Task to complete: Copy the data exactly as it appears, and do not include any pictures.

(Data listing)
☆ ☆ ☆

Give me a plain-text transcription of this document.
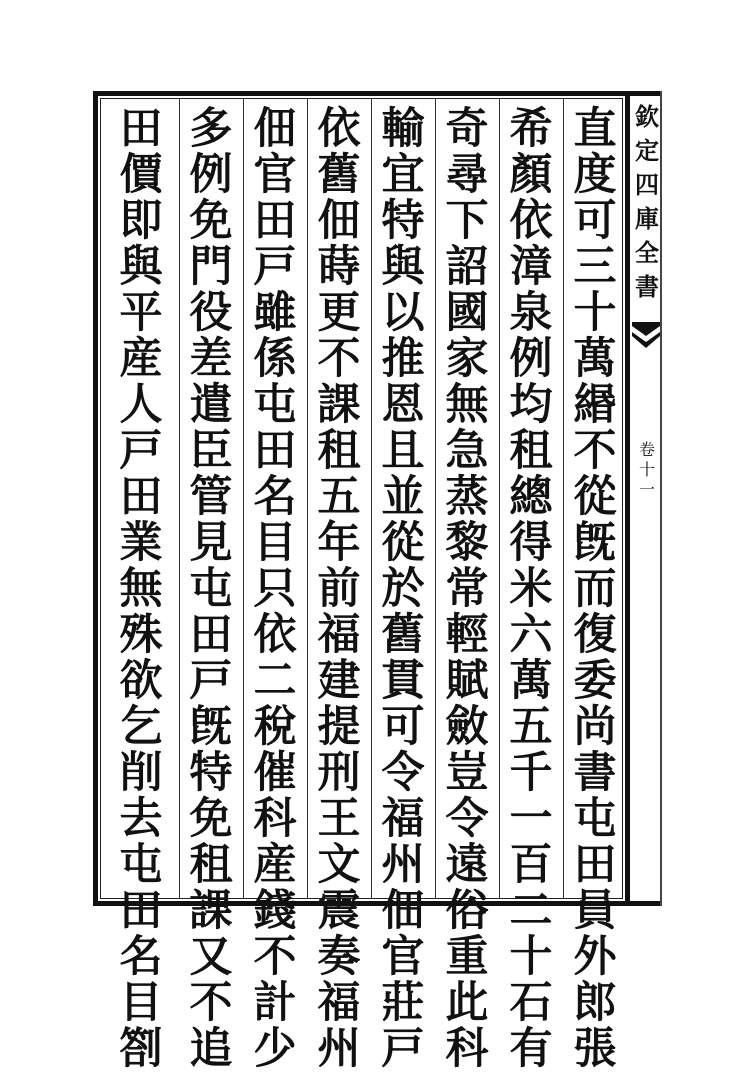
直
度
可
三
十
萬
緡
不
從
旣
而
復
委
尚
書
屯
田
員
外
郎
張
希
顏
依
漳
泉
例
均
租
總
得
米
六
萬
五
千
一
百
二
十
石
有
奇
尋
下
詔
國
家
無
急
蒸
黎
常
輕
賦
斂
豈
令
遠
俗
重
此
科
輸
宜
特
與
以
推
恩
且
並
從
於
舊
貫
可
令
福
州
佃
官
莊
戸
依
舊
佃
蒔
更
不
課
租
五
年
前
福
建
提
刑
王
文
震
奏
福
州
佃
官
田
戸
雖
係
屯
田
名
目
只
依
二
稅
催
科
産
錢
不
計
少
多
例
免
門
役
差
遣
臣
管
見
屯
田
戸
旣
特
免
租
課
又
不
追
田
價
即
與
平
産
人
戸
田
業
無
殊
欲
乞
削
去
屯
田
名
目
劄
欽
定
四
庫
全
書
卷
十
一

☆ ☆ ☆

Output for this exercise:
Give me a plain-text transcription of this document.
直
度
可
三
十
萬
緡
不
從
旣
而
復
委
尚
書
屯
田
員
外
郎
張
希
顏
依
漳
泉
例
均
租
總
得
米
六
萬
五
千
一
百
二
十
石
有
奇
尋
下
詔
國
家
無
急
蒸
黎
常
輕
賦
斂
豈
令
遠
俗
重
此
科
輸
宜
特
與
以
推
恩
且
並
從
於
舊
貫
可
令
福
州
佃
官
莊
戸
依
舊
佃
蒔
更
不
課
租
五
年
前
福
建
提
刑
王
文
震
奏
福
州
佃
官
田
戸
雖
係
屯
田
名
目
只
依
二
稅
催
科
産
錢
不
計
少
多
例
免
門
役
差
遣
臣
管
見
屯
田
戸
旣
特
免
租
課
又
不
追
田
價
即
與
平
産
人
戸
田
業
無
殊
欲
乞
削
去
屯
田
名
目
劄
欽
定
四
庫
全
書
卷
十
一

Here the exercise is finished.